EXERCISE →
Exclude the pictures, then repeat the remaining data exactly.

[Figure content listings]
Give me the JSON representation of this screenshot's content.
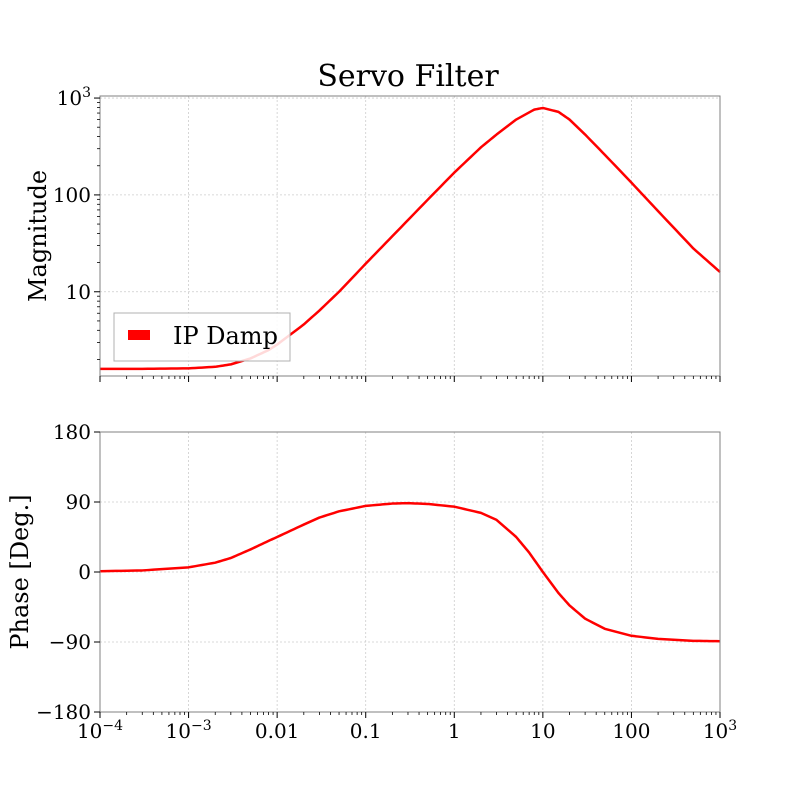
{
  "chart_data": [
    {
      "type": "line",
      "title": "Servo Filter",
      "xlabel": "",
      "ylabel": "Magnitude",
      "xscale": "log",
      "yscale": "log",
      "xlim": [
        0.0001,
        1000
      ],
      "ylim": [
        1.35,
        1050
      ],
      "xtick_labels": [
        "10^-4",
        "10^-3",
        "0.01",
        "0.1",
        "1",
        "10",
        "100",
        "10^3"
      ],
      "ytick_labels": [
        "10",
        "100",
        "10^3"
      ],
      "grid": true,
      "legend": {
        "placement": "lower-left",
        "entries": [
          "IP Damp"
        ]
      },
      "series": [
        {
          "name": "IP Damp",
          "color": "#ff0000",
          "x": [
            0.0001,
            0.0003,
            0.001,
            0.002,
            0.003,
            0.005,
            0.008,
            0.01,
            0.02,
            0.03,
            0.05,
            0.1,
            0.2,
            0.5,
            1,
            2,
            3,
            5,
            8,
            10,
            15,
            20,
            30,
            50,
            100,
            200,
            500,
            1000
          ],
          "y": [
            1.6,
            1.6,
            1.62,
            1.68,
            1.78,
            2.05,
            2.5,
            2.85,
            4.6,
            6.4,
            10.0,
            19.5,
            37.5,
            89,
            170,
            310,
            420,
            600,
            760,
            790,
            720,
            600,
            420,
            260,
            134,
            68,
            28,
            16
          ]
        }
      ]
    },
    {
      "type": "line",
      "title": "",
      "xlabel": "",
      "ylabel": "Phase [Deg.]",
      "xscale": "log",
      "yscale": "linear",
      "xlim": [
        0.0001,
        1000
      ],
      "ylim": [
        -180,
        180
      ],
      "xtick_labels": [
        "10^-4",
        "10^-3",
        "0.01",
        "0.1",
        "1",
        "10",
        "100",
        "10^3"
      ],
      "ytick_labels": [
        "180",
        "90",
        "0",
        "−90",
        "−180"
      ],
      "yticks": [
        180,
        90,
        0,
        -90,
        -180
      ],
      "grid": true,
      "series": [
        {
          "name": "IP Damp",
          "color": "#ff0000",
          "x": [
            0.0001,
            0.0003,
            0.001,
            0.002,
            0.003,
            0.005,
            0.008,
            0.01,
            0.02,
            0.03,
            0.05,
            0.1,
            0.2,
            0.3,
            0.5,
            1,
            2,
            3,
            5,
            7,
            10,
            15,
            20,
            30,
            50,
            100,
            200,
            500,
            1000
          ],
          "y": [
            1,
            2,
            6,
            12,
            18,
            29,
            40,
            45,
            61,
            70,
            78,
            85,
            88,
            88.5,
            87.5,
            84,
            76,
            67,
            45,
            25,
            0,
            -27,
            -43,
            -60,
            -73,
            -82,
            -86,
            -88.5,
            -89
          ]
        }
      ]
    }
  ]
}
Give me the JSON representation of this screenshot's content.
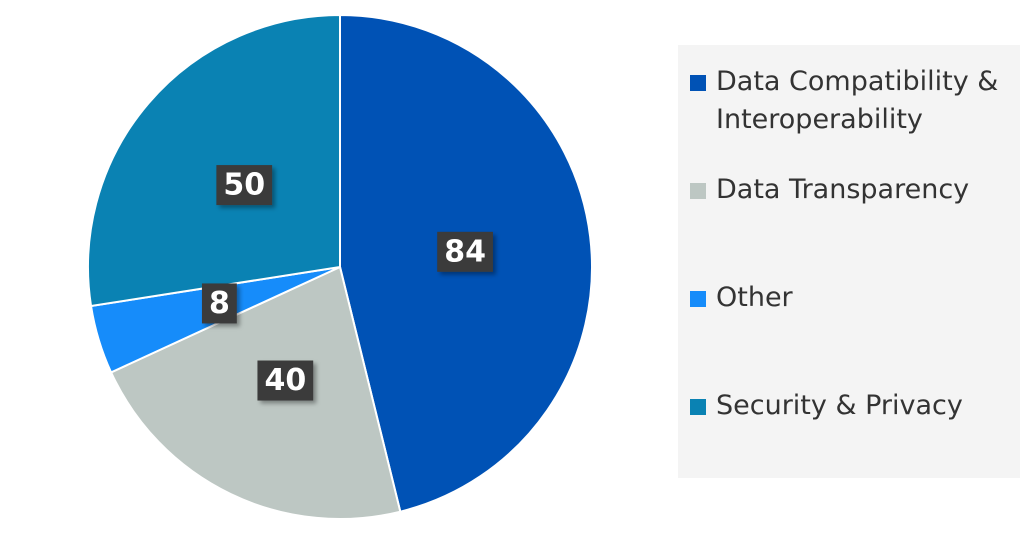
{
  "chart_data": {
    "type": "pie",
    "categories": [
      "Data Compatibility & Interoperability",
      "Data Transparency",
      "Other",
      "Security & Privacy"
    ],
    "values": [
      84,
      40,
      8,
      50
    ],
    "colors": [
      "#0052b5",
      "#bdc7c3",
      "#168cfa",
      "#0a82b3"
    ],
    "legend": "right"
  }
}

OUTPUT FOR THIS TASK →
Give me the JSON representation of this screenshot's content.
{
  "chart_data": [
    {
      "type": "line",
      "title": "Servo Filter",
      "xlabel": "",
      "ylabel": "Magnitude",
      "xscale": "log",
      "yscale": "log",
      "xlim": [
        0.0001,
        1000
      ],
      "ylim": [
        1.35,
        1050
      ],
      "xtick_labels": [
        "10^-4",
        "10^-3",
        "0.01",
        "0.1",
        "1",
        "10",
        "100",
        "10^3"
      ],
      "ytick_labels": [
        "10",
        "100",
        "10^3"
      ],
      "grid": true,
      "legend": {
        "placement": "lower-left",
        "entries": [
          "IP Damp"
        ]
      },
      "series": [
        {
          "name": "IP Damp",
          "color": "#ff0000",
          "x": [
            0.0001,
            0.0003,
            0.001,
            0.002,
            0.003,
            0.005,
            0.008,
            0.01,
            0.02,
            0.03,
            0.05,
            0.1,
            0.2,
            0.5,
            1,
            2,
            3,
            5,
            8,
            10,
            15,
            20,
            30,
            50,
            100,
            200,
            500,
            1000
          ],
          "y": [
            1.6,
            1.6,
            1.62,
            1.68,
            1.78,
            2.05,
            2.5,
            2.85,
            4.6,
            6.4,
            10.0,
            19.5,
            37.5,
            89,
            170,
            310,
            420,
            600,
            760,
            790,
            720,
            600,
            420,
            260,
            134,
            68,
            28,
            16
          ]
        }
      ]
    },
    {
      "type": "line",
      "title": "",
      "xlabel": "",
      "ylabel": "Phase [Deg.]",
      "xscale": "log",
      "yscale": "linear",
      "xlim": [
        0.0001,
        1000
      ],
      "ylim": [
        -180,
        180
      ],
      "xtick_labels": [
        "10^-4",
        "10^-3",
        "0.01",
        "0.1",
        "1",
        "10",
        "100",
        "10^3"
      ],
      "ytick_labels": [
        "180",
        "90",
        "0",
        "−90",
        "−180"
      ],
      "yticks": [
        180,
        90,
        0,
        -90,
        -180
      ],
      "grid": true,
      "series": [
        {
          "name": "IP Damp",
          "color": "#ff0000",
          "x": [
            0.0001,
            0.0003,
            0.001,
            0.002,
            0.003,
            0.005,
            0.008,
            0.01,
            0.02,
            0.03,
            0.05,
            0.1,
            0.2,
            0.3,
            0.5,
            1,
            2,
            3,
            5,
            7,
            10,
            15,
            20,
            30,
            50,
            100,
            200,
            500,
            1000
          ],
          "y": [
            1,
            2,
            6,
            12,
            18,
            29,
            40,
            45,
            61,
            70,
            78,
            85,
            88,
            88.5,
            87.5,
            84,
            76,
            67,
            45,
            25,
            0,
            -27,
            -43,
            -60,
            -73,
            -82,
            -86,
            -88.5,
            -89
          ]
        }
      ]
    }
  ]
}
Give me the JSON representation of this screenshot's content.
{
  "chart_data": {
    "type": "pie",
    "categories": [
      "Data Compatibility & Interoperability",
      "Data Transparency",
      "Other",
      "Security & Privacy"
    ],
    "values": [
      84,
      40,
      8,
      50
    ],
    "colors": [
      "#0052b5",
      "#bdc7c3",
      "#168cfa",
      "#0a82b3"
    ],
    "legend": "right"
  }
}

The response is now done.